##### Input material

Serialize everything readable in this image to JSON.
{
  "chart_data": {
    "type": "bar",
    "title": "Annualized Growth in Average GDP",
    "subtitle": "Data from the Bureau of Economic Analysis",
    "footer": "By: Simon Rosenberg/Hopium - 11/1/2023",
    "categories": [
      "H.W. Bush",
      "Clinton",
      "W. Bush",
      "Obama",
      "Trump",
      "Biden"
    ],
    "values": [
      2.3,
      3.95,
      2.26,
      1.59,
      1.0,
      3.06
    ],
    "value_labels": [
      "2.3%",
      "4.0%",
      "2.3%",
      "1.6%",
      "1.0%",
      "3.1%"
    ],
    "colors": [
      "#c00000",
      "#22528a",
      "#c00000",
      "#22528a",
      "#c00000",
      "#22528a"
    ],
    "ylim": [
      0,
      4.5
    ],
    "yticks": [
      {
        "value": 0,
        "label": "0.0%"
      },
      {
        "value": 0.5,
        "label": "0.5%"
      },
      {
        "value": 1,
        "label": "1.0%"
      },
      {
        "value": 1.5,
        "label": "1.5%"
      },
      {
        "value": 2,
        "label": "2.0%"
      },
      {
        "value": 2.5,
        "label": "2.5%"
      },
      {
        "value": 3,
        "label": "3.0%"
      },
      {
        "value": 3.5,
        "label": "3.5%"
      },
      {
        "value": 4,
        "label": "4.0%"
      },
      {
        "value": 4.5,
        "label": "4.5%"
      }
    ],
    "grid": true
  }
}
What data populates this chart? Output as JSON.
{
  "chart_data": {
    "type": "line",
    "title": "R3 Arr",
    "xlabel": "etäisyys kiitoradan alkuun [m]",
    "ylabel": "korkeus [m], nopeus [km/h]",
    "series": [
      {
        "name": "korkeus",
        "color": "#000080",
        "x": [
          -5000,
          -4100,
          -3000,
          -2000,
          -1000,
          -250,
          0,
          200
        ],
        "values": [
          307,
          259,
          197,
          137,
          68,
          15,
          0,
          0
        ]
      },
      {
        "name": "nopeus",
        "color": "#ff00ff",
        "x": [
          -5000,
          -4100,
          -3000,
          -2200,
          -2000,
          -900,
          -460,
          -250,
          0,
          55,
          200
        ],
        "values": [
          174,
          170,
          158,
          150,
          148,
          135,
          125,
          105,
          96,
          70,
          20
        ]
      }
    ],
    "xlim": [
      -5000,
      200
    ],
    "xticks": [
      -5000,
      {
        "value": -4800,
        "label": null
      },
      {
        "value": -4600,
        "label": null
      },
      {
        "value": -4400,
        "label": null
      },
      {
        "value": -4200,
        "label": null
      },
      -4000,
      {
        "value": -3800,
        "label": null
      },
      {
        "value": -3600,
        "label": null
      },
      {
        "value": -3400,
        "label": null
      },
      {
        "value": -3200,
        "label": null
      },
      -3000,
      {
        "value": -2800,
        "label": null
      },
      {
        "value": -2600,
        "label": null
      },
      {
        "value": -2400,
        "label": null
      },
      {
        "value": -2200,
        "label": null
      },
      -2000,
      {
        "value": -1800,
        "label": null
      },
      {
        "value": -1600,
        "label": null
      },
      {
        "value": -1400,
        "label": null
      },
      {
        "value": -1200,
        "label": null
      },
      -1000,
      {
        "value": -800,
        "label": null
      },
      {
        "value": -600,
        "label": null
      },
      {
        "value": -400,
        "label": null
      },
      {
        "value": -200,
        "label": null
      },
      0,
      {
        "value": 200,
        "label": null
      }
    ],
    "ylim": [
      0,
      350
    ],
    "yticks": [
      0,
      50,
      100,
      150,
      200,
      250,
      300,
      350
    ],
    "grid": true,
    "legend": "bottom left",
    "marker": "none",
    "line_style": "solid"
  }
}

##########

[What to do]
Repeat the data in its entirety, character for character.

[Reply]
Serialize everything readable in this image to JSON.
{
  "chart_data": {
    "type": "bar",
    "title": "Annualized Growth in Average GDP",
    "subtitle": "Data from the Bureau of Economic Analysis",
    "footer": "By: Simon Rosenberg/Hopium - 11/1/2023",
    "categories": [
      "H.W. Bush",
      "Clinton",
      "W. Bush",
      "Obama",
      "Trump",
      "Biden"
    ],
    "values": [
      2.3,
      3.95,
      2.26,
      1.59,
      1.0,
      3.06
    ],
    "value_labels": [
      "2.3%",
      "4.0%",
      "2.3%",
      "1.6%",
      "1.0%",
      "3.1%"
    ],
    "colors": [
      "#c00000",
      "#22528a",
      "#c00000",
      "#22528a",
      "#c00000",
      "#22528a"
    ],
    "ylim": [
      0,
      4.5
    ],
    "yticks": [
      {
        "value": 0,
        "label": "0.0%"
      },
      {
        "value": 0.5,
        "label": "0.5%"
      },
      {
        "value": 1,
        "label": "1.0%"
      },
      {
        "value": 1.5,
        "label": "1.5%"
      },
      {
        "value": 2,
        "label": "2.0%"
      },
      {
        "value": 2.5,
        "label": "2.5%"
      },
      {
        "value": 3,
        "label": "3.0%"
      },
      {
        "value": 3.5,
        "label": "3.5%"
      },
      {
        "value": 4,
        "label": "4.0%"
      },
      {
        "value": 4.5,
        "label": "4.5%"
      }
    ],
    "grid": true
  }
}
What data populates this chart? Output as JSON.
{
  "chart_data": {
    "type": "line",
    "title": "R3 Arr",
    "xlabel": "etäisyys kiitoradan alkuun [m]",
    "ylabel": "korkeus [m], nopeus [km/h]",
    "series": [
      {
        "name": "korkeus",
        "color": "#000080",
        "x": [
          -5000,
          -4100,
          -3000,
          -2000,
          -1000,
          -250,
          0,
          200
        ],
        "values": [
          307,
          259,
          197,
          137,
          68,
          15,
          0,
          0
        ]
      },
      {
        "name": "nopeus",
        "color": "#ff00ff",
        "x": [
          -5000,
          -4100,
          -3000,
          -2200,
          -2000,
          -900,
          -460,
          -250,
          0,
          55,
          200
        ],
        "values": [
          174,
          170,
          158,
          150,
          148,
          135,
          125,
          105,
          96,
          70,
          20
        ]
      }
    ],
    "xlim": [
      -5000,
      200
    ],
    "xticks": [
      -5000,
      {
        "value": -4800,
        "label": null
      },
      {
        "value": -4600,
        "label": null
      },
      {
        "value": -4400,
        "label": null
      },
      {
        "value": -4200,
        "label": null
      },
      -4000,
      {
        "value": -3800,
        "label": null
      },
      {
        "value": -3600,
        "label": null
      },
      {
        "value": -3400,
        "label": null
      },
      {
        "value": -3200,
        "label": null
      },
      -3000,
      {
        "value": -2800,
        "label": null
      },
      {
        "value": -2600,
        "label": null
      },
      {
        "value": -2400,
        "label": null
      },
      {
        "value": -2200,
        "label": null
      },
      -2000,
      {
        "value": -1800,
        "label": null
      },
      {
        "value": -1600,
        "label": null
      },
      {
        "value": -1400,
        "label": null
      },
      {
        "value": -1200,
        "label": null
      },
      -1000,
      {
        "value": -800,
        "label": null
      },
      {
        "value": -600,
        "label": null
      },
      {
        "value": -400,
        "label": null
      },
      {
        "value": -200,
        "label": null
      },
      0,
      {
        "value": 200,
        "label": null
      }
    ],
    "ylim": [
      0,
      350
    ],
    "yticks": [
      0,
      50,
      100,
      150,
      200,
      250,
      300,
      350
    ],
    "grid": true,
    "legend": "bottom left",
    "marker": "none",
    "line_style": "solid"
  }
}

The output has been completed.